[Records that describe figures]
_ _ _ _ _ _ _

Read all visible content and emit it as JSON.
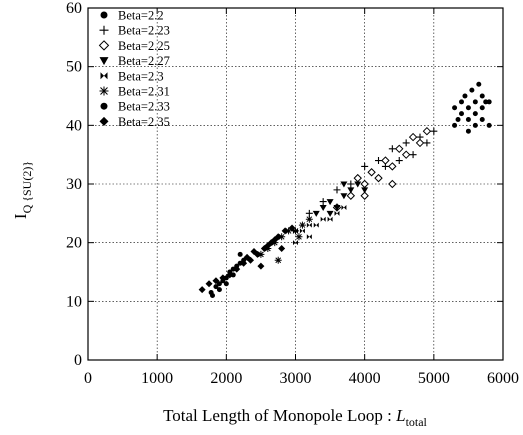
{
  "chart_data": {
    "type": "scatter",
    "title": "",
    "xlabel": {
      "text": "Total Length of Monopole Loop : ",
      "symbol": "L",
      "subscript": "total"
    },
    "ylabel": {
      "text": "I",
      "subscript": "Q {SU(2)}"
    },
    "xlim": [
      0,
      6000
    ],
    "ylim": [
      0,
      60
    ],
    "xticks": [
      0,
      1000,
      2000,
      3000,
      4000,
      5000,
      6000
    ],
    "yticks": [
      0,
      10,
      20,
      30,
      40,
      50,
      60
    ],
    "grid": true,
    "legend_position": "top-left",
    "series": [
      {
        "name": "Beta=2.2",
        "marker": "circle",
        "points": [
          [
            1800,
            11
          ],
          [
            1850,
            12.5
          ],
          [
            1900,
            13
          ],
          [
            1950,
            13.5
          ],
          [
            2000,
            14
          ],
          [
            2050,
            15
          ],
          [
            2100,
            15.5
          ],
          [
            2150,
            16
          ],
          [
            2200,
            16.5
          ],
          [
            1780,
            11.5
          ],
          [
            1900,
            12
          ],
          [
            2000,
            13
          ],
          [
            2100,
            14.5
          ],
          [
            2200,
            18
          ],
          [
            2250,
            17
          ]
        ]
      },
      {
        "name": "Beta=2.23",
        "marker": "plus",
        "points": [
          [
            3200,
            25
          ],
          [
            3400,
            27
          ],
          [
            3600,
            29
          ],
          [
            3800,
            30
          ],
          [
            4000,
            33
          ],
          [
            4200,
            34
          ],
          [
            4400,
            36
          ],
          [
            4600,
            37
          ],
          [
            4800,
            38
          ],
          [
            5000,
            39
          ],
          [
            4700,
            35
          ],
          [
            4900,
            37
          ],
          [
            4500,
            34
          ],
          [
            4300,
            33
          ],
          [
            4100,
            32
          ]
        ]
      },
      {
        "name": "Beta=2.25",
        "marker": "diamond-open",
        "points": [
          [
            3600,
            26
          ],
          [
            3800,
            28
          ],
          [
            4000,
            30
          ],
          [
            4200,
            31
          ],
          [
            4400,
            33
          ],
          [
            4600,
            35
          ],
          [
            4800,
            37
          ],
          [
            4900,
            39
          ],
          [
            4700,
            38
          ],
          [
            4500,
            36
          ],
          [
            4300,
            34
          ],
          [
            4100,
            32
          ],
          [
            3900,
            31
          ],
          [
            4000,
            28
          ],
          [
            4400,
            30
          ]
        ]
      },
      {
        "name": "Beta=2.27",
        "marker": "triangle-down",
        "points": [
          [
            3300,
            25
          ],
          [
            3500,
            27
          ],
          [
            3700,
            28
          ],
          [
            3900,
            30
          ],
          [
            3600,
            26
          ],
          [
            3800,
            29
          ],
          [
            3400,
            26
          ],
          [
            3700,
            30
          ],
          [
            4000,
            29
          ],
          [
            3500,
            25
          ]
        ]
      },
      {
        "name": "Beta=2.3",
        "marker": "bowtie",
        "points": [
          [
            3000,
            22
          ],
          [
            3200,
            23
          ],
          [
            3400,
            24
          ],
          [
            3600,
            25
          ],
          [
            3300,
            23
          ],
          [
            3500,
            24
          ],
          [
            3100,
            22
          ],
          [
            3700,
            26
          ],
          [
            3000,
            20
          ],
          [
            3200,
            21
          ]
        ]
      },
      {
        "name": "Beta=2.31",
        "marker": "asterisk",
        "points": [
          [
            2500,
            18
          ],
          [
            2700,
            20
          ],
          [
            2900,
            22
          ],
          [
            3100,
            23
          ],
          [
            2800,
            21
          ],
          [
            3000,
            22
          ],
          [
            2600,
            19
          ],
          [
            3200,
            24
          ],
          [
            2750,
            17
          ],
          [
            3050,
            21
          ]
        ]
      },
      {
        "name": "Beta=2.33",
        "marker": "circle",
        "points": [
          [
            5300,
            40
          ],
          [
            5400,
            42
          ],
          [
            5500,
            43
          ],
          [
            5600,
            44
          ],
          [
            5700,
            45
          ],
          [
            5400,
            44
          ],
          [
            5500,
            41
          ],
          [
            5600,
            42
          ],
          [
            5700,
            43
          ],
          [
            5800,
            40
          ],
          [
            5350,
            41
          ],
          [
            5450,
            45
          ],
          [
            5550,
            46
          ],
          [
            5650,
            47
          ],
          [
            5750,
            44
          ],
          [
            5300,
            43
          ],
          [
            5500,
            39
          ],
          [
            5600,
            40
          ],
          [
            5700,
            41
          ],
          [
            5800,
            44
          ]
        ]
      },
      {
        "name": "Beta=2.35",
        "marker": "diamond",
        "points": [
          [
            1650,
            12
          ],
          [
            1750,
            13
          ],
          [
            1850,
            13.5
          ],
          [
            1950,
            14
          ],
          [
            2050,
            14.5
          ],
          [
            2150,
            15.5
          ],
          [
            2250,
            16.5
          ],
          [
            2350,
            17
          ],
          [
            2450,
            18
          ],
          [
            2550,
            19
          ],
          [
            2650,
            20
          ],
          [
            2750,
            21
          ],
          [
            2850,
            22
          ],
          [
            2950,
            22.5
          ],
          [
            2400,
            18.5
          ],
          [
            2300,
            17.5
          ],
          [
            2600,
            19.5
          ],
          [
            2700,
            20.5
          ],
          [
            2800,
            19
          ],
          [
            2500,
            16
          ]
        ]
      }
    ]
  }
}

_ _ _ _ _ _ _

[SHORT EXERCISE] Leave every image out, and retype the material exactly.

[IN RESPONSE]
Read all visible content and emit it as JSON.
{
  "chart_data": {
    "type": "scatter",
    "title": "",
    "xlabel": {
      "text": "Total Length of Monopole Loop : ",
      "symbol": "L",
      "subscript": "total"
    },
    "ylabel": {
      "text": "I",
      "subscript": "Q {SU(2)}"
    },
    "xlim": [
      0,
      6000
    ],
    "ylim": [
      0,
      60
    ],
    "xticks": [
      0,
      1000,
      2000,
      3000,
      4000,
      5000,
      6000
    ],
    "yticks": [
      0,
      10,
      20,
      30,
      40,
      50,
      60
    ],
    "grid": true,
    "legend_position": "top-left",
    "series": [
      {
        "name": "Beta=2.2",
        "marker": "circle",
        "points": [
          [
            1800,
            11
          ],
          [
            1850,
            12.5
          ],
          [
            1900,
            13
          ],
          [
            1950,
            13.5
          ],
          [
            2000,
            14
          ],
          [
            2050,
            15
          ],
          [
            2100,
            15.5
          ],
          [
            2150,
            16
          ],
          [
            2200,
            16.5
          ],
          [
            1780,
            11.5
          ],
          [
            1900,
            12
          ],
          [
            2000,
            13
          ],
          [
            2100,
            14.5
          ],
          [
            2200,
            18
          ],
          [
            2250,
            17
          ]
        ]
      },
      {
        "name": "Beta=2.23",
        "marker": "plus",
        "points": [
          [
            3200,
            25
          ],
          [
            3400,
            27
          ],
          [
            3600,
            29
          ],
          [
            3800,
            30
          ],
          [
            4000,
            33
          ],
          [
            4200,
            34
          ],
          [
            4400,
            36
          ],
          [
            4600,
            37
          ],
          [
            4800,
            38
          ],
          [
            5000,
            39
          ],
          [
            4700,
            35
          ],
          [
            4900,
            37
          ],
          [
            4500,
            34
          ],
          [
            4300,
            33
          ],
          [
            4100,
            32
          ]
        ]
      },
      {
        "name": "Beta=2.25",
        "marker": "diamond-open",
        "points": [
          [
            3600,
            26
          ],
          [
            3800,
            28
          ],
          [
            4000,
            30
          ],
          [
            4200,
            31
          ],
          [
            4400,
            33
          ],
          [
            4600,
            35
          ],
          [
            4800,
            37
          ],
          [
            4900,
            39
          ],
          [
            4700,
            38
          ],
          [
            4500,
            36
          ],
          [
            4300,
            34
          ],
          [
            4100,
            32
          ],
          [
            3900,
            31
          ],
          [
            4000,
            28
          ],
          [
            4400,
            30
          ]
        ]
      },
      {
        "name": "Beta=2.27",
        "marker": "triangle-down",
        "points": [
          [
            3300,
            25
          ],
          [
            3500,
            27
          ],
          [
            3700,
            28
          ],
          [
            3900,
            30
          ],
          [
            3600,
            26
          ],
          [
            3800,
            29
          ],
          [
            3400,
            26
          ],
          [
            3700,
            30
          ],
          [
            4000,
            29
          ],
          [
            3500,
            25
          ]
        ]
      },
      {
        "name": "Beta=2.3",
        "marker": "bowtie",
        "points": [
          [
            3000,
            22
          ],
          [
            3200,
            23
          ],
          [
            3400,
            24
          ],
          [
            3600,
            25
          ],
          [
            3300,
            23
          ],
          [
            3500,
            24
          ],
          [
            3100,
            22
          ],
          [
            3700,
            26
          ],
          [
            3000,
            20
          ],
          [
            3200,
            21
          ]
        ]
      },
      {
        "name": "Beta=2.31",
        "marker": "asterisk",
        "points": [
          [
            2500,
            18
          ],
          [
            2700,
            20
          ],
          [
            2900,
            22
          ],
          [
            3100,
            23
          ],
          [
            2800,
            21
          ],
          [
            3000,
            22
          ],
          [
            2600,
            19
          ],
          [
            3200,
            24
          ],
          [
            2750,
            17
          ],
          [
            3050,
            21
          ]
        ]
      },
      {
        "name": "Beta=2.33",
        "marker": "circle",
        "points": [
          [
            5300,
            40
          ],
          [
            5400,
            42
          ],
          [
            5500,
            43
          ],
          [
            5600,
            44
          ],
          [
            5700,
            45
          ],
          [
            5400,
            44
          ],
          [
            5500,
            41
          ],
          [
            5600,
            42
          ],
          [
            5700,
            43
          ],
          [
            5800,
            40
          ],
          [
            5350,
            41
          ],
          [
            5450,
            45
          ],
          [
            5550,
            46
          ],
          [
            5650,
            47
          ],
          [
            5750,
            44
          ],
          [
            5300,
            43
          ],
          [
            5500,
            39
          ],
          [
            5600,
            40
          ],
          [
            5700,
            41
          ],
          [
            5800,
            44
          ]
        ]
      },
      {
        "name": "Beta=2.35",
        "marker": "diamond",
        "points": [
          [
            1650,
            12
          ],
          [
            1750,
            13
          ],
          [
            1850,
            13.5
          ],
          [
            1950,
            14
          ],
          [
            2050,
            14.5
          ],
          [
            2150,
            15.5
          ],
          [
            2250,
            16.5
          ],
          [
            2350,
            17
          ],
          [
            2450,
            18
          ],
          [
            2550,
            19
          ],
          [
            2650,
            20
          ],
          [
            2750,
            21
          ],
          [
            2850,
            22
          ],
          [
            2950,
            22.5
          ],
          [
            2400,
            18.5
          ],
          [
            2300,
            17.5
          ],
          [
            2600,
            19.5
          ],
          [
            2700,
            20.5
          ],
          [
            2800,
            19
          ],
          [
            2500,
            16
          ]
        ]
      }
    ]
  }
}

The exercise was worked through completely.